## Collected data

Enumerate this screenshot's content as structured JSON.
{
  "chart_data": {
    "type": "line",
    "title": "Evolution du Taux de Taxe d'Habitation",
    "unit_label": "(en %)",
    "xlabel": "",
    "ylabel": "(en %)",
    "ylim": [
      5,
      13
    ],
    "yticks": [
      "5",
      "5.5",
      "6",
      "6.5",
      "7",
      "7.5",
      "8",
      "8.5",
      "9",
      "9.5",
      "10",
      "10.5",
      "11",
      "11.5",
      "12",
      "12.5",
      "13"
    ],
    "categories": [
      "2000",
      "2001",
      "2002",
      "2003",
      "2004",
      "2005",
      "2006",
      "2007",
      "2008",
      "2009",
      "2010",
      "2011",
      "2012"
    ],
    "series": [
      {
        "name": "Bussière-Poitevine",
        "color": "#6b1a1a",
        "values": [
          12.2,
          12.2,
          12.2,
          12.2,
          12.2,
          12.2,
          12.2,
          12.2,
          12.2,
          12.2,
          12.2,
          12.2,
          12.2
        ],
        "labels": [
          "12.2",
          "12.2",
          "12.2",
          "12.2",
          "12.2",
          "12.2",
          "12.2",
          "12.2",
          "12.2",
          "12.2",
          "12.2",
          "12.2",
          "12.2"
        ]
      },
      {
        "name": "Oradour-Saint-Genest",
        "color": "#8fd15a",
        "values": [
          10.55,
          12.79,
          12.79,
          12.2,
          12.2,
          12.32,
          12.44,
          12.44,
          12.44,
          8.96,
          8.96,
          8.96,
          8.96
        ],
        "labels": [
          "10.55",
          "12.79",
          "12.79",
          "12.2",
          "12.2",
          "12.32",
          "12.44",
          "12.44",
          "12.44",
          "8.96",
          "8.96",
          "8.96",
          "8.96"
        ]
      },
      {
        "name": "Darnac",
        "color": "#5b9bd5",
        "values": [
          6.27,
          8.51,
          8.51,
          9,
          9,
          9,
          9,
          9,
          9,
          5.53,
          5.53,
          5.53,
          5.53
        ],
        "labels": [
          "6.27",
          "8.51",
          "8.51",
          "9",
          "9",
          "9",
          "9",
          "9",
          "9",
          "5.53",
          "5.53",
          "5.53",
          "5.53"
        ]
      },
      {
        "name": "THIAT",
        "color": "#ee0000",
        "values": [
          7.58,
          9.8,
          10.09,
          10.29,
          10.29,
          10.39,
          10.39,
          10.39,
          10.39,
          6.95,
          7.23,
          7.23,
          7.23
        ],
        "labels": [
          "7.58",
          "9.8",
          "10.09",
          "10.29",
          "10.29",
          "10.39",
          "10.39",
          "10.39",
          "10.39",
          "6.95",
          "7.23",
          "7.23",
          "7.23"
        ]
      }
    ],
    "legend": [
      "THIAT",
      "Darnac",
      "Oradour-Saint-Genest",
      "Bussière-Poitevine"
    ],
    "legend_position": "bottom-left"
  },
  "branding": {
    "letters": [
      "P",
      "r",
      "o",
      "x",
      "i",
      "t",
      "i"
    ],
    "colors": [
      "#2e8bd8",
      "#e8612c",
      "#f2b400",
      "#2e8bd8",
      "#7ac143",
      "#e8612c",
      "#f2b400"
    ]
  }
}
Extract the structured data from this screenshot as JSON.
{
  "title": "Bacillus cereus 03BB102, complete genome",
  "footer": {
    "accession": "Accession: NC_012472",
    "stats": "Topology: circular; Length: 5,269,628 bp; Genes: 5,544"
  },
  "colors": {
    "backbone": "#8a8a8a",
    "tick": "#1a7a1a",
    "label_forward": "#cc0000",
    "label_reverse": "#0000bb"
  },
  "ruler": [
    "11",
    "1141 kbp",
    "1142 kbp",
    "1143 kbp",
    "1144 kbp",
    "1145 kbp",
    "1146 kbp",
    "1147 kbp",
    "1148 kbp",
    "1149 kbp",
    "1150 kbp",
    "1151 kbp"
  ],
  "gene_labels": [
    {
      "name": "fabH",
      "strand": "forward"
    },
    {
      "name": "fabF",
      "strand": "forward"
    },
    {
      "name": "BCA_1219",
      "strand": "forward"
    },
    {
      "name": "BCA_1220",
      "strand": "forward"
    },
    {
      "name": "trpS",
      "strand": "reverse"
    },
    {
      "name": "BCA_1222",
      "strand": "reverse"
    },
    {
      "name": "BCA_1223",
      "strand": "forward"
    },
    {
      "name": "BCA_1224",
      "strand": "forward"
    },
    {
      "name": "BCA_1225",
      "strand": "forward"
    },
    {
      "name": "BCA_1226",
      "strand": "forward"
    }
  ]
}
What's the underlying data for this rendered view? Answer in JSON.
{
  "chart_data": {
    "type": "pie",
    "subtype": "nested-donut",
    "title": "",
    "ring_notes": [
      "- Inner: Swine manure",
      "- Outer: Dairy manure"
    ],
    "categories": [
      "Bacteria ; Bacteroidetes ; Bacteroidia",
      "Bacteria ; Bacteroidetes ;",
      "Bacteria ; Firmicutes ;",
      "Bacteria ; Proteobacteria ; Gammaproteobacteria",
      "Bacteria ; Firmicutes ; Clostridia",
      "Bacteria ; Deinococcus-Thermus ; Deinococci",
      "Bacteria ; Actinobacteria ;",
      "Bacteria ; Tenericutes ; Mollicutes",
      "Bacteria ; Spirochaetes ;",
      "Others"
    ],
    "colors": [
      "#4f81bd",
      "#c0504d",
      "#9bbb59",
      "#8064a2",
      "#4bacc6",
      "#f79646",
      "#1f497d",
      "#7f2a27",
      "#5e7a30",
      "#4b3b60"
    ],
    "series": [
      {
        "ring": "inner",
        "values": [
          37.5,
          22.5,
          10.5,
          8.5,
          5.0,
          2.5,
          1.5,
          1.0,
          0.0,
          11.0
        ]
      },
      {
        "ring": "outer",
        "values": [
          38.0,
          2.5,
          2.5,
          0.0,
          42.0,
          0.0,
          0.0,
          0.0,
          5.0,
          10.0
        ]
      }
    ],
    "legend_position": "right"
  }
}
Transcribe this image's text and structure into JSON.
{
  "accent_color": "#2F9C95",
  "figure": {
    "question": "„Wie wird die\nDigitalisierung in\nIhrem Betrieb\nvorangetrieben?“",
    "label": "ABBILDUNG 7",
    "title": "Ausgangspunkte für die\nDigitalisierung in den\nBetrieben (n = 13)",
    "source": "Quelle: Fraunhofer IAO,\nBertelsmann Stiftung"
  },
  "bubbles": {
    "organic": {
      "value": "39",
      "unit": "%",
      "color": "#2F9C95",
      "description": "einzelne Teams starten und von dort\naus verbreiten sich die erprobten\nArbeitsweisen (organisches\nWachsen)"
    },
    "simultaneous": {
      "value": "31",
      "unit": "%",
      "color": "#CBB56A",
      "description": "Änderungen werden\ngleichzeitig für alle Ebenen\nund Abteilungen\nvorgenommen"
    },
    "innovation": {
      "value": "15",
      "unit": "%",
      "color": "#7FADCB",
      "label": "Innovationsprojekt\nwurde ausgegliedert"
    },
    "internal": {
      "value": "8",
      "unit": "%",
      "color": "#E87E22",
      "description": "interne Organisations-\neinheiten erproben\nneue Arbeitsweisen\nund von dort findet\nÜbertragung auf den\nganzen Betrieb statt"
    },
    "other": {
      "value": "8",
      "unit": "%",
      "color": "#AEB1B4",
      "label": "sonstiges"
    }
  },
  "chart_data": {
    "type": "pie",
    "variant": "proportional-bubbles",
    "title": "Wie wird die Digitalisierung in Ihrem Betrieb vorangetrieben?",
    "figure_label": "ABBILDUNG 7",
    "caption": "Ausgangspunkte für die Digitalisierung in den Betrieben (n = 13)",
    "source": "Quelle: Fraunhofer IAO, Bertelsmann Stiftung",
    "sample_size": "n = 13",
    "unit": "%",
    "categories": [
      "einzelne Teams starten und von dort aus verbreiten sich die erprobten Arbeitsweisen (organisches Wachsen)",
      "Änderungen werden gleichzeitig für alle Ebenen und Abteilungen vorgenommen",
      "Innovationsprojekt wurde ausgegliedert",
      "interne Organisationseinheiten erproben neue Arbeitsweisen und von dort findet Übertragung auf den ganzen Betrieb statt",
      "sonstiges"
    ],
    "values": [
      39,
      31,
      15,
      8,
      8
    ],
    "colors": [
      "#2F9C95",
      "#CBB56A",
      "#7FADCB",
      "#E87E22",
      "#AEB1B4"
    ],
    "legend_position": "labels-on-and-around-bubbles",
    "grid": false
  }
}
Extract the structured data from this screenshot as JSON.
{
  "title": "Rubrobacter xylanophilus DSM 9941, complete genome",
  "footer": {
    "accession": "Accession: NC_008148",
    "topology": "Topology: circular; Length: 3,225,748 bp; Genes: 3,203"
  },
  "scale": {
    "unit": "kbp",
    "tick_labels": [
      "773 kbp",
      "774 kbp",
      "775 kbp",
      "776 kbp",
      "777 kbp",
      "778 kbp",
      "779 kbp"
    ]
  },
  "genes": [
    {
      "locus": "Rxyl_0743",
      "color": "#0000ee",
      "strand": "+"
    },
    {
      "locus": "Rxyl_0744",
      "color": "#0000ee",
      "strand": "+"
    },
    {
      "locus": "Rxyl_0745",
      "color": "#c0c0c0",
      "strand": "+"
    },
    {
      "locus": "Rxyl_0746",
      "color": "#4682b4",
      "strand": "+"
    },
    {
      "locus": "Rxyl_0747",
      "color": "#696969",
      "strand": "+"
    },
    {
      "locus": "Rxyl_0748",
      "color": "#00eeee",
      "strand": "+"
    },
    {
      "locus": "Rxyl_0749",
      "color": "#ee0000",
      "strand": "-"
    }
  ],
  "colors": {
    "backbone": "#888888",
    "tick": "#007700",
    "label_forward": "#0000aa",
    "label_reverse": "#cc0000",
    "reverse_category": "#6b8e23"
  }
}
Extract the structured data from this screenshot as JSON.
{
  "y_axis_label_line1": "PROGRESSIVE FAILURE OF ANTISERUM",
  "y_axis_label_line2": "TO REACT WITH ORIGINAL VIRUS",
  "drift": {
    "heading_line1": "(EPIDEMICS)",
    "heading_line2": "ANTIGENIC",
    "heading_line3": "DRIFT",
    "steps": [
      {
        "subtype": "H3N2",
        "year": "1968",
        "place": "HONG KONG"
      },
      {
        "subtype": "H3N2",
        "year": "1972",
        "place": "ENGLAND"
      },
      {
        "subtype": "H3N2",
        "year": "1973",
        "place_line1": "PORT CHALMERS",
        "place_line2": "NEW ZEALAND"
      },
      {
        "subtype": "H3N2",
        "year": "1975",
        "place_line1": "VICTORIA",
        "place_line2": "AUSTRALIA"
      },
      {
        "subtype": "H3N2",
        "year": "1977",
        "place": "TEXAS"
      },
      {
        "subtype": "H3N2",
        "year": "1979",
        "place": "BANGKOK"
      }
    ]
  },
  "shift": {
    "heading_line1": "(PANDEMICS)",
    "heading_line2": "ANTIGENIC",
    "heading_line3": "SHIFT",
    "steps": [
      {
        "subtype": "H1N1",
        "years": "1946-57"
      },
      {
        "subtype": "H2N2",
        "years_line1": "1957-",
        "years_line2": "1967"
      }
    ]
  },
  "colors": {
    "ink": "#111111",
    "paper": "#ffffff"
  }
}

## Task goal
Run a filter over the data above and keep each line that contains the word "Accession".

## Result for this exercise
    "accession": "Accession: NC_012472",
    "accession": "Accession: NC_008148",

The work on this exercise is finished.